#### Supplied entries
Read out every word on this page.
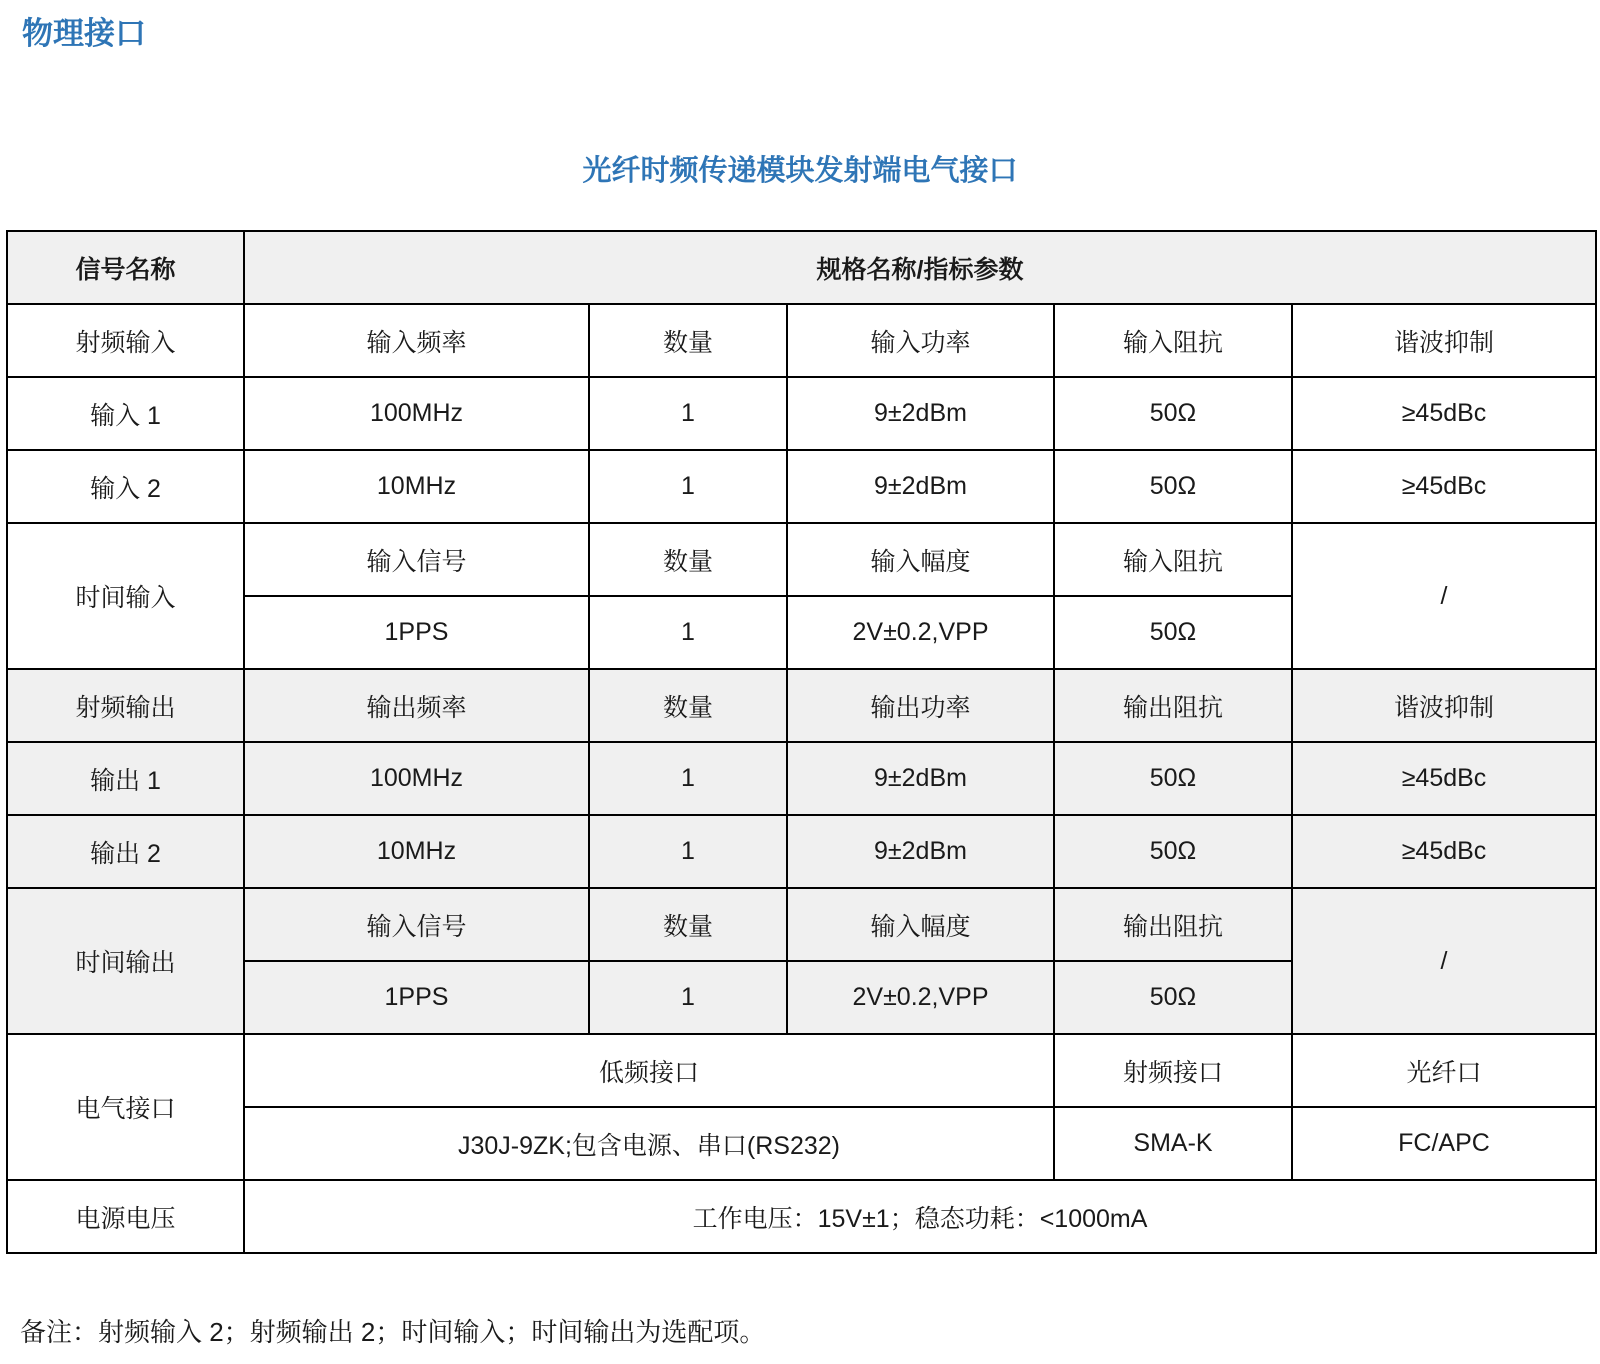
物理接口
光纤时频传递模块发射端电气接口
信号名称	规格名称/指标参数				
射频输入	输入频率	数量	输入功率	输入阻抗	谐波抑制
输入 1	100MHz	1	9±2dBm	50Ω	≥45dBc
输入 2	10MHz	1	9±2dBm	50Ω	≥45dBc
时间输入	输入信号	数量	输入幅度	输入阻抗	/
	1PPS	1	2V±0.2,VPP	50Ω	
射频输出	输出频率	数量	输出功率	输出阻抗	谐波抑制
输出 1	100MHz	1	9±2dBm	50Ω	≥45dBc
输出 2	10MHz	1	9±2dBm	50Ω	≥45dBc
时间输出	输入信号	数量	输入幅度	输出阻抗	/
	1PPS	1	2V±0.2,VPP	50Ω	
电气接口	低频接口			射频接口	光纤口
	J30J-9ZK;包含电源、串口(RS232)			SMA-K	FC/APC
电源电压	工作电压：15V±1；稳态功耗：<1000mA				
备注：射频输入 2；射频输出 2；时间输入；时间输出为选配项。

#### Aim of the task
Scan the material for lines with the word "射频输出", and copy each line you find.

#### The response
射频输出	输出频率	数量	输出功率	输出阻抗	谐波抑制
备注：射频输入 2；射频输出 2；时间输入；时间输出为选配项。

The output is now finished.